_Requirements_: Every entry must be duplicated precisely as written.
# # # #
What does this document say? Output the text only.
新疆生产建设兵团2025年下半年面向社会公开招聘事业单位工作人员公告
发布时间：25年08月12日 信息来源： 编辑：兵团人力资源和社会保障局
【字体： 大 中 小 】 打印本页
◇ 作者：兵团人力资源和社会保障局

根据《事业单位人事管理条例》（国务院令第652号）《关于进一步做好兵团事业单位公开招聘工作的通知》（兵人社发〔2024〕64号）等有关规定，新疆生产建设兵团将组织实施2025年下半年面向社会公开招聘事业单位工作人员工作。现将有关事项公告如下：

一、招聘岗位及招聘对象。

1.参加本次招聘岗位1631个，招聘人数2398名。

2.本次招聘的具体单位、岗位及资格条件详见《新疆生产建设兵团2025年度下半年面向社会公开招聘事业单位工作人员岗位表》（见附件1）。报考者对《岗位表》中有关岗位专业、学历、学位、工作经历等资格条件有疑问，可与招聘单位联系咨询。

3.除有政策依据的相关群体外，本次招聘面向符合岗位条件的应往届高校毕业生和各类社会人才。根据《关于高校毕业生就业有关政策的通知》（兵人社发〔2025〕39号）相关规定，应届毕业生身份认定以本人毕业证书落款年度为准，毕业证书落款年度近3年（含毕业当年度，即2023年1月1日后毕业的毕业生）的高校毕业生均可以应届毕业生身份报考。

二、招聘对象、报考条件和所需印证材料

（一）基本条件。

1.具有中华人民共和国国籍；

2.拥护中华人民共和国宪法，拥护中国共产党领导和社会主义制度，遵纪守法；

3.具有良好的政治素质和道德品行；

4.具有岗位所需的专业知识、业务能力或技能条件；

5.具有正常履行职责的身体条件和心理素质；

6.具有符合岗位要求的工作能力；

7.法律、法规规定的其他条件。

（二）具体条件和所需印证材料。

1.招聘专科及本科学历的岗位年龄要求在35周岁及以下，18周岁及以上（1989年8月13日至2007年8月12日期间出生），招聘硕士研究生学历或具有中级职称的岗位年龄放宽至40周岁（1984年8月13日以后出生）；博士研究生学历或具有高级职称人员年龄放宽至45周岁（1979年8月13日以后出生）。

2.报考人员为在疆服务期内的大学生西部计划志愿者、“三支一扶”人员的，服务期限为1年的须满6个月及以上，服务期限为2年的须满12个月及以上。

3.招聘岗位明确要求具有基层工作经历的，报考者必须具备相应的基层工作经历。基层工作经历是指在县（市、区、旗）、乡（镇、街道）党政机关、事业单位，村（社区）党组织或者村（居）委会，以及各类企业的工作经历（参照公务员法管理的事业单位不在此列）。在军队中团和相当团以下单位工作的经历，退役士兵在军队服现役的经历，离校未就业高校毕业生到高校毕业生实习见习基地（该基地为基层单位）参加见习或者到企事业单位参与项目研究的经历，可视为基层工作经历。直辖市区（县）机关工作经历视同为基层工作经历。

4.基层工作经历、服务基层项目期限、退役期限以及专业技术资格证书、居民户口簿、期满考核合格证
# # # #
_Expected answer_:
What does this document say? Output the text only.
新疆生产建设兵团2025年下半年面向社会公开招聘事业单位工作人员公告
发布时间：25年08月12日 信息来源： 编辑：兵团人力资源和社会保障局
【字体： 大 中 小 】 打印本页
◇ 作者：兵团人力资源和社会保障局

根据《事业单位人事管理条例》（国务院令第652号）《关于进一步做好兵团事业单位公开招聘工作的通知》（兵人社发〔2024〕64号）等有关规定，新疆生产建设兵团将组织实施2025年下半年面向社会公开招聘事业单位工作人员工作。现将有关事项公告如下：

一、招聘岗位及招聘对象。

1.参加本次招聘岗位1631个，招聘人数2398名。

2.本次招聘的具体单位、岗位及资格条件详见《新疆生产建设兵团2025年度下半年面向社会公开招聘事业单位工作人员岗位表》（见附件1）。报考者对《岗位表》中有关岗位专业、学历、学位、工作经历等资格条件有疑问，可与招聘单位联系咨询。

3.除有政策依据的相关群体外，本次招聘面向符合岗位条件的应往届高校毕业生和各类社会人才。根据《关于高校毕业生就业有关政策的通知》（兵人社发〔2025〕39号）相关规定，应届毕业生身份认定以本人毕业证书落款年度为准，毕业证书落款年度近3年（含毕业当年度，即2023年1月1日后毕业的毕业生）的高校毕业生均可以应届毕业生身份报考。

二、招聘对象、报考条件和所需印证材料

（一）基本条件。

1.具有中华人民共和国国籍；

2.拥护中华人民共和国宪法，拥护中国共产党领导和社会主义制度，遵纪守法；

3.具有良好的政治素质和道德品行；

4.具有岗位所需的专业知识、业务能力或技能条件；

5.具有正常履行职责的身体条件和心理素质；

6.具有符合岗位要求的工作能力；

7.法律、法规规定的其他条件。

（二）具体条件和所需印证材料。

1.招聘专科及本科学历的岗位年龄要求在35周岁及以下，18周岁及以上（1989年8月13日至2007年8月12日期间出生），招聘硕士研究生学历或具有中级职称的岗位年龄放宽至40周岁（1984年8月13日以后出生）；博士研究生学历或具有高级职称人员年龄放宽至45周岁（1979年8月13日以后出生）。

2.报考人员为在疆服务期内的大学生西部计划志愿者、“三支一扶”人员的，服务期限为1年的须满6个月及以上，服务期限为2年的须满12个月及以上。

3.招聘岗位明确要求具有基层工作经历的，报考者必须具备相应的基层工作经历。基层工作经历是指在县（市、区、旗）、乡（镇、街道）党政机关、事业单位，村（社区）党组织或者村（居）委会，以及各类企业的工作经历（参照公务员法管理的事业单位不在此列）。在军队中团和相当团以下单位工作的经历，退役士兵在军队服现役的经历，离校未就业高校毕业生到高校毕业生实习见习基地（该基地为基层单位）参加见习或者到企事业单位参与项目研究的经历，可视为基层工作经历。直辖市区（县）机关工作经历视同为基层工作经历。

4.基层工作经历、服务基层项目期限、退役期限以及专业技术资格证书、居民户口簿、期满考核合格证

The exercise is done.